▶ **Exercise aim**
Update the data below by changing every "list-item-text" to "list-entry-text", keeping everything else the same. Leave the pictures out of your answer.

▶ **Element layout data**
++++++++++++++++++++

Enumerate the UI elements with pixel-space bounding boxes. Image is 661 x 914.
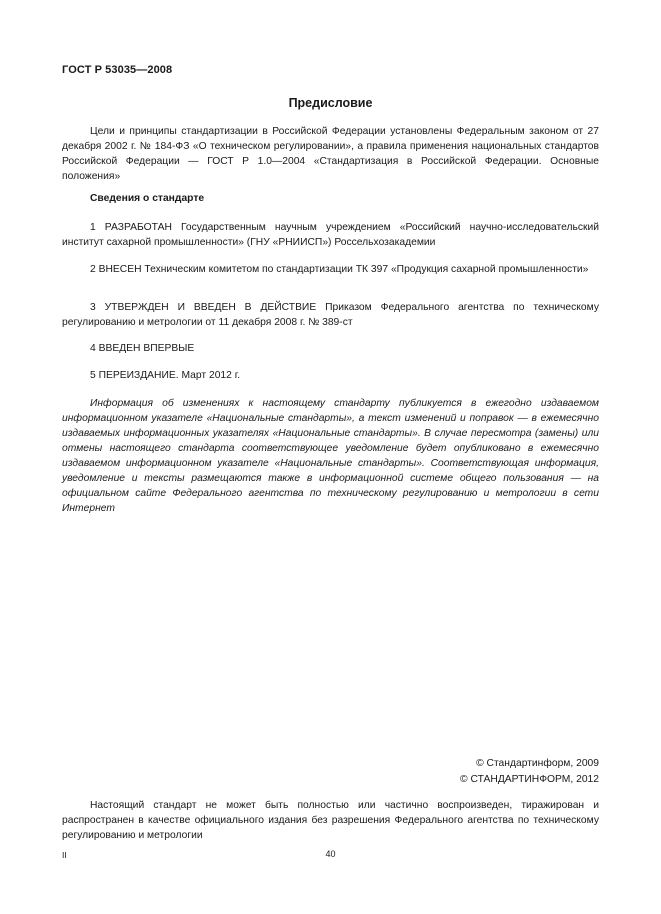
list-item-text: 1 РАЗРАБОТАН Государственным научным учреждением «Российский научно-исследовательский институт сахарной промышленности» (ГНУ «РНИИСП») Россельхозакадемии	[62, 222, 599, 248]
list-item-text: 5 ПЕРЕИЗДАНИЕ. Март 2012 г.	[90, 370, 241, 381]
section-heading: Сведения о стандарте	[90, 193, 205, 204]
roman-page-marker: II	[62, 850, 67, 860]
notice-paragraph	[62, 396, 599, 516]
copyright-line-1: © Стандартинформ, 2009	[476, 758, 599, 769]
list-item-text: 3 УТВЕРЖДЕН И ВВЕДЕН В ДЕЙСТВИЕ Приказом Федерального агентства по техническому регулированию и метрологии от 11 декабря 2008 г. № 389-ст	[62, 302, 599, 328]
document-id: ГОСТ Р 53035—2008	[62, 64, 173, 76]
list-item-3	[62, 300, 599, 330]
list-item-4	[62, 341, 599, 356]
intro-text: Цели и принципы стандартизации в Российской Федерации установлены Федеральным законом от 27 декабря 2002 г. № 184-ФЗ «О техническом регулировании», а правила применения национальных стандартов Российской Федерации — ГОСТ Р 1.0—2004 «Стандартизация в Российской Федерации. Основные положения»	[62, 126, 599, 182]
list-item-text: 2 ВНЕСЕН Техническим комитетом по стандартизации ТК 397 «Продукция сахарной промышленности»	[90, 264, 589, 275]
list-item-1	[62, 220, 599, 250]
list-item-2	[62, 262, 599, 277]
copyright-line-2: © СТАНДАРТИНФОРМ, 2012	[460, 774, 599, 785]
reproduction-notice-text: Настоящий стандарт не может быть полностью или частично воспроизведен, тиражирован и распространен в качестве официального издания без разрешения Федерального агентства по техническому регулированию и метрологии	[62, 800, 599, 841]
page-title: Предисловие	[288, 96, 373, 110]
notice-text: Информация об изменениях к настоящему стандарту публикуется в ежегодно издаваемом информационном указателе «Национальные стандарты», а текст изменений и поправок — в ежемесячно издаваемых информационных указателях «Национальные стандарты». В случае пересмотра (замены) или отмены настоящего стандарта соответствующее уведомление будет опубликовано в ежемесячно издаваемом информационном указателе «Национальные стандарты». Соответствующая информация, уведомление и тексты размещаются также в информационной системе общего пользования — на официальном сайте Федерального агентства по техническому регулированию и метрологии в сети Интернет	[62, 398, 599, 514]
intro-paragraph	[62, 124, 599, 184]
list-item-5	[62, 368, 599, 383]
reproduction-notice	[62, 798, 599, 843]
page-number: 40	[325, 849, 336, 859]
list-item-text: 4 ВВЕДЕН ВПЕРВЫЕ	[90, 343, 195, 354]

++++++++++++++++++++

▶ **Completed task**
Enumerate the UI elements with pixel-space bounding boxes. Image is 661 x 914.
list-entry-text: 1 РАЗРАБОТАН Государственным научным учреждением «Российский научно-исследовательский институт сахарной промышленности» (ГНУ «РНИИСП») Россельхозакадемии	[62, 222, 599, 248]
list-entry-text: 5 ПЕРЕИЗДАНИЕ. Март 2012 г.	[90, 370, 241, 381]
section-heading: Сведения о стандарте	[90, 193, 205, 204]
roman-page-marker: II	[62, 850, 67, 860]
notice-paragraph	[62, 396, 599, 516]
copyright-line-1: © Стандартинформ, 2009	[476, 758, 599, 769]
list-entry-text: 3 УТВЕРЖДЕН И ВВЕДЕН В ДЕЙСТВИЕ Приказом Федерального агентства по техническому регулированию и метрологии от 11 декабря 2008 г. № 389-ст	[62, 302, 599, 328]
document-id: ГОСТ Р 53035—2008	[62, 64, 173, 76]
list-item-3	[62, 300, 599, 330]
list-item-4	[62, 341, 599, 356]
intro-text: Цели и принципы стандартизации в Российской Федерации установлены Федеральным законом от 27 декабря 2002 г. № 184-ФЗ «О техническом регулировании», а правила применения национальных стандартов Российской Федерации — ГОСТ Р 1.0—2004 «Стандартизация в Российской Федерации. Основные положения»	[62, 126, 599, 182]
list-entry-text: 2 ВНЕСЕН Техническим комитетом по стандартизации ТК 397 «Продукция сахарной промышленности»	[90, 264, 589, 275]
list-item-1	[62, 220, 599, 250]
list-item-2	[62, 262, 599, 277]
copyright-line-2: © СТАНДАРТИНФОРМ, 2012	[460, 774, 599, 785]
reproduction-notice-text: Настоящий стандарт не может быть полностью или частично воспроизведен, тиражирован и распространен в качестве официального издания без разрешения Федерального агентства по техническому регулированию и метрологии	[62, 800, 599, 841]
page-title: Предисловие	[288, 96, 373, 110]
notice-text: Информация об изменениях к настоящему стандарту публикуется в ежегодно издаваемом информационном указателе «Национальные стандарты», а текст изменений и поправок — в ежемесячно издаваемых информационных указателях «Национальные стандарты». В случае пересмотра (замены) или отмены настоящего стандарта соответствующее уведомление будет опубликовано в ежемесячно издаваемом информационном указателе «Национальные стандарты». Соответствующая информация, уведомление и тексты размещаются также в информационной системе общего пользования — на официальном сайте Федерального агентства по техническому регулированию и метрологии в сети Интернет	[62, 398, 599, 514]
intro-paragraph	[62, 124, 599, 184]
list-item-5	[62, 368, 599, 383]
reproduction-notice	[62, 798, 599, 843]
page-number: 40	[325, 849, 336, 859]
list-entry-text: 4 ВВЕДЕН ВПЕРВЫЕ	[90, 343, 195, 354]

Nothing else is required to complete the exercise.